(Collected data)
■ ■ ■ ■

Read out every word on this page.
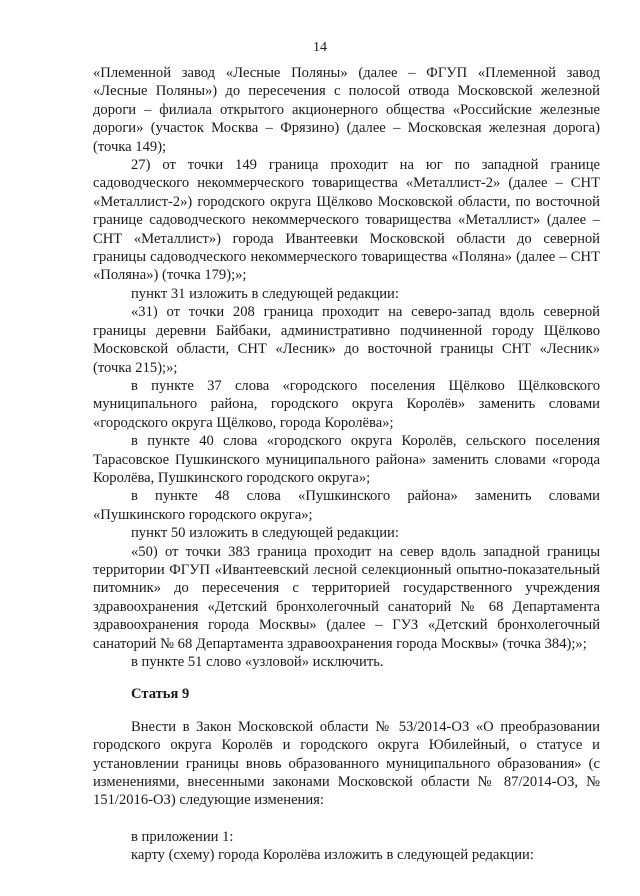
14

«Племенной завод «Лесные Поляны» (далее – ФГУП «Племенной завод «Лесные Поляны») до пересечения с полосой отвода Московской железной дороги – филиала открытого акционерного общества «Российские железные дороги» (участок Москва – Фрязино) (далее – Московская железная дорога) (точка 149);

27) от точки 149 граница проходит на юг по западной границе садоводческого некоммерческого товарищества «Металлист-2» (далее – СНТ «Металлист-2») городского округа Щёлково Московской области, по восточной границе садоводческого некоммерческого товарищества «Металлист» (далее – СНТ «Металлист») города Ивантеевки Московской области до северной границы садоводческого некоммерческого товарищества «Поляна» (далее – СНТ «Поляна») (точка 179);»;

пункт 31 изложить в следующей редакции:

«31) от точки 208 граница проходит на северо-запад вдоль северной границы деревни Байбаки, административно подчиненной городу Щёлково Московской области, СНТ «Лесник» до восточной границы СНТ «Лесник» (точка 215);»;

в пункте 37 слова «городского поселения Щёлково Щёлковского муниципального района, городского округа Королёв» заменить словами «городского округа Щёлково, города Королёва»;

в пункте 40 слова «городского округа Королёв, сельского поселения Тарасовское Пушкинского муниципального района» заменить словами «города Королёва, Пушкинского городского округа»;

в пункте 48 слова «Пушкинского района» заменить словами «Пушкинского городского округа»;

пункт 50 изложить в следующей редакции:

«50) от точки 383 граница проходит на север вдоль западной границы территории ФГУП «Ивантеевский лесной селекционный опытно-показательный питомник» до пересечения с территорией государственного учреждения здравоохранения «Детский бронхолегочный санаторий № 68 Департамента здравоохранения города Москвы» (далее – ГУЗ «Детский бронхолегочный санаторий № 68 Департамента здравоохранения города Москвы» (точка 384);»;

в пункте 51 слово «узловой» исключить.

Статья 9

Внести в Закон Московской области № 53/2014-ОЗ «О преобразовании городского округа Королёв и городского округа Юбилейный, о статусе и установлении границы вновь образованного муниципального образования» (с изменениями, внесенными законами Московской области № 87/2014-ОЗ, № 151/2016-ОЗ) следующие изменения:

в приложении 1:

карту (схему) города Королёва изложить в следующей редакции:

■ ■ ■ ■

(DESCRIPTION OF THE TASK):
Report every line in the data above in which the word "точки" appears.

(RESPONSE):
27) от точки 149 граница проходит на юг по западной границе садоводческого некоммерческого товарищества «Металлист-2» (далее – СНТ «Металлист-2») городского округа Щёлково Московской области, по восточной границе садоводческого некоммерческого товарищества «Металлист» (далее – СНТ «Металлист») города Ивантеевки Московской области до северной границы садоводческого некоммерческого товарищества «Поляна» (далее – СНТ «Поляна») (точка 179);»;
«31) от точки 208 граница проходит на северо-запад вдоль северной границы деревни Байбаки, административно подчиненной городу Щёлково Московской области, СНТ «Лесник» до восточной границы СНТ «Лесник» (точка 215);»;
«50) от точки 383 граница проходит на север вдоль западной границы территории ФГУП «Ивантеевский лесной селекционный опытно-показательный питомник» до пересечения с территорией государственного учреждения здравоохранения «Детский бронхолегочный санаторий № 68 Департамента здравоохранения города Москвы» (далее – ГУЗ «Детский бронхолегочный санаторий № 68 Департамента здравоохранения города Москвы» (точка 384);»;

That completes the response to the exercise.